Problem description: Can you copy out the records below word for word, starting at their first line and continuing through the line with "logo xyxy=(99,66,381,131)", including that line?

Provided information:
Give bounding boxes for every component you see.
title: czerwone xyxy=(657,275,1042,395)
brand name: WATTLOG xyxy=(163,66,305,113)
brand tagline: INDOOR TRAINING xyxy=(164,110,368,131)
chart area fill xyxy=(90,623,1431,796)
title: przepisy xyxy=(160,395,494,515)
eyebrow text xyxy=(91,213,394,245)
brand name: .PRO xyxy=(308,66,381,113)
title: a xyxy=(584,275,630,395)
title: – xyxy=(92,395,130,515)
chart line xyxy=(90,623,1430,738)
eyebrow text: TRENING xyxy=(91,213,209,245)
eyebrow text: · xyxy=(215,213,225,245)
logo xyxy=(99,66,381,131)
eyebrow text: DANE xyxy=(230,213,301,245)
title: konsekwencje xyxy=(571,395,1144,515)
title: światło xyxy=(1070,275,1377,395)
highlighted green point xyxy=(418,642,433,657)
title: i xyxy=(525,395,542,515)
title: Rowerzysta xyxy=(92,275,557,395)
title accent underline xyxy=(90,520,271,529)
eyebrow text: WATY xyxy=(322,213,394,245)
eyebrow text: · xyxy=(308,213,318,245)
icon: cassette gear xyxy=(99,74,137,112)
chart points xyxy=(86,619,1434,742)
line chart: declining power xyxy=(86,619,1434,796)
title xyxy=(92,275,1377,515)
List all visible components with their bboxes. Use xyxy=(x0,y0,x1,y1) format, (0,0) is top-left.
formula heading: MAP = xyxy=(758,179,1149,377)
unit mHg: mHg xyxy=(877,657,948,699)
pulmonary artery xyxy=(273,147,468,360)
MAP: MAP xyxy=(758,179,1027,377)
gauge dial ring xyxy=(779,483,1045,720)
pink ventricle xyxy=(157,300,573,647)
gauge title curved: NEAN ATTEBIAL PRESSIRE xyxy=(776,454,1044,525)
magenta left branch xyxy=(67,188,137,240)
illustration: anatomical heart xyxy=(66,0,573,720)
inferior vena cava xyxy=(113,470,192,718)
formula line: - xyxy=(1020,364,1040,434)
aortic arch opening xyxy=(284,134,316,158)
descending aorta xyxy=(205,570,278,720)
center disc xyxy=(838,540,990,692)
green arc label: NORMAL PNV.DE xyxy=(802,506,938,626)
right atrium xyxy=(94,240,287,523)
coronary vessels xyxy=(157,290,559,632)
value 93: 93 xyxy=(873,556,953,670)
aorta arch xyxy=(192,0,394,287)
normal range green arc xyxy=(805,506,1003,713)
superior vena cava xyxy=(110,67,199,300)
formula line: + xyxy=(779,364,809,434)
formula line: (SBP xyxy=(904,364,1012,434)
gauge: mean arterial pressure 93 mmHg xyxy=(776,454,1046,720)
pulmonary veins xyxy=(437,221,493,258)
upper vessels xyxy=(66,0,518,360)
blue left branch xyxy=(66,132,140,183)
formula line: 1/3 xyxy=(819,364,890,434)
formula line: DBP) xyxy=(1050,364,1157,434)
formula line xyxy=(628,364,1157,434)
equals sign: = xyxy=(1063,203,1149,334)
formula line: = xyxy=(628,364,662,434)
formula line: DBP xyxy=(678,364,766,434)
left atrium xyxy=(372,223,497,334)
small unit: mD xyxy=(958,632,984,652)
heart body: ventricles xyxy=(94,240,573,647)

Correct response:
Give bounding boxes for every component you see.
title: czerwone xyxy=(657,275,1042,395)
brand name: WATTLOG xyxy=(163,66,305,113)
brand tagline: INDOOR TRAINING xyxy=(164,110,368,131)
chart area fill xyxy=(90,623,1431,796)
title: przepisy xyxy=(160,395,494,515)
eyebrow text xyxy=(91,213,394,245)
brand name: .PRO xyxy=(308,66,381,113)
title: a xyxy=(584,275,630,395)
title: – xyxy=(92,395,130,515)
chart line xyxy=(90,623,1430,738)
eyebrow text: TRENING xyxy=(91,213,209,245)
eyebrow text: · xyxy=(215,213,225,245)
logo xyxy=(99,66,381,131)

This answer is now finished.